- **Goal**
Pick out each line containing the string "content".

- **Supplied records**

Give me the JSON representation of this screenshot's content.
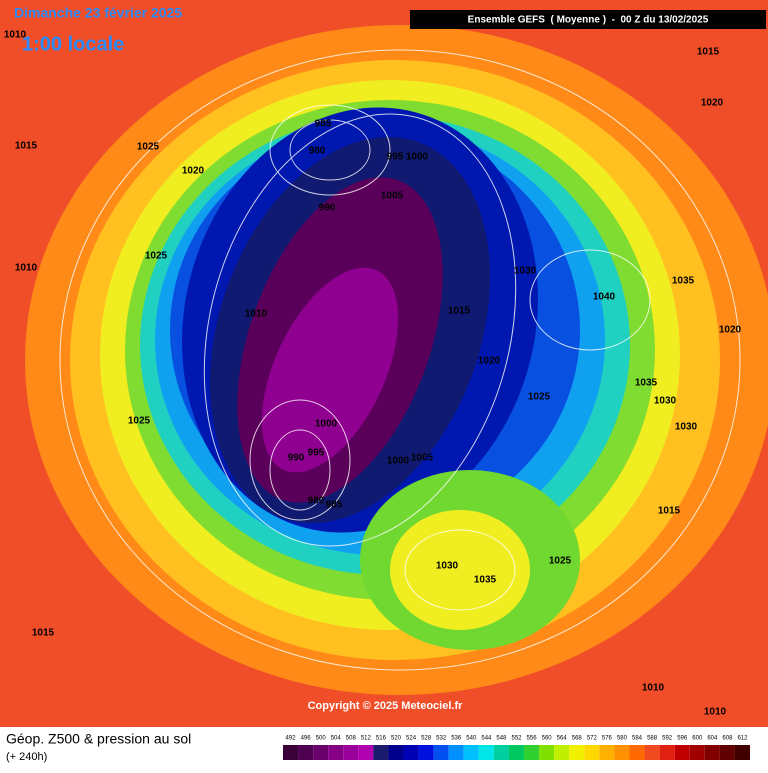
{
  "header": {
    "date": "Dimanche 23 février 2025",
    "time": "1:00 locale",
    "model": "Ensemble GEFS  ( Moyenne )  -  00 Z du 13/02/2025"
  },
  "map": {
    "isobar_labels": [
      1010,
      1015,
      1020,
      1015,
      1025,
      985,
      980,
      995,
      1000,
      1020,
      1005,
      990,
      1025,
      1010,
      1030,
      1040,
      1035,
      1010,
      1015,
      1020,
      1020,
      1035,
      1030,
      1025,
      1025,
      1000,
      1030,
      990,
      995,
      1005,
      1000,
      980,
      985,
      1015,
      1025,
      1030,
      1035,
      1015,
      1010,
      1010
    ],
    "copyright": "Copyright © 2025 Meteociel.fr"
  },
  "footer": {
    "title": "Géop. Z500 & pression au sol",
    "lead": "(+ 240h)"
  },
  "legend": {
    "values": [
      492,
      496,
      500,
      504,
      508,
      512,
      516,
      520,
      524,
      528,
      532,
      536,
      540,
      544,
      548,
      552,
      556,
      560,
      564,
      568,
      572,
      576,
      580,
      584,
      588,
      592,
      596,
      600,
      604,
      608,
      612
    ],
    "colors": [
      "#3a0038",
      "#4f0050",
      "#6a006a",
      "#850085",
      "#9a009a",
      "#b000b0",
      "#1a1a6e",
      "#00008c",
      "#0000b4",
      "#0010dc",
      "#0050f0",
      "#0090ff",
      "#00c0ff",
      "#00e6e6",
      "#00d0a0",
      "#00c860",
      "#30d030",
      "#80e000",
      "#c0f000",
      "#f0f000",
      "#ffd800",
      "#ffb000",
      "#ff9000",
      "#ff6a00",
      "#f04a20",
      "#e02010",
      "#c00000",
      "#a00000",
      "#800000",
      "#600000",
      "#400000"
    ]
  }
}
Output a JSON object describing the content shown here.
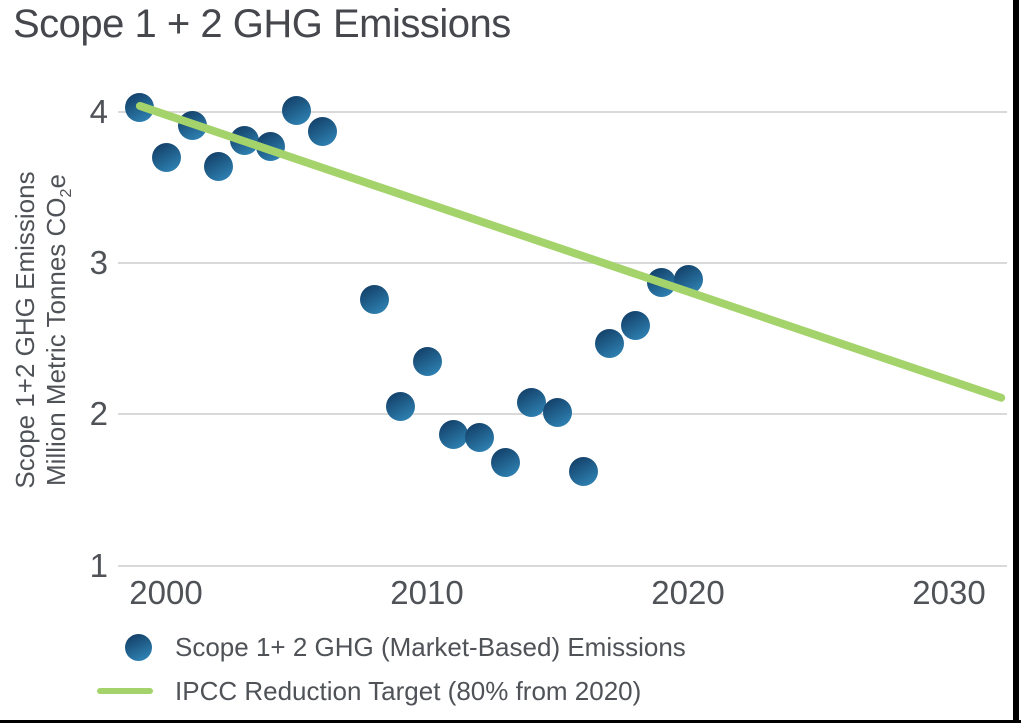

- **Output for this task**
Give me the JSON representation of this screenshot's content.
Output a JSON object describing the content shown here.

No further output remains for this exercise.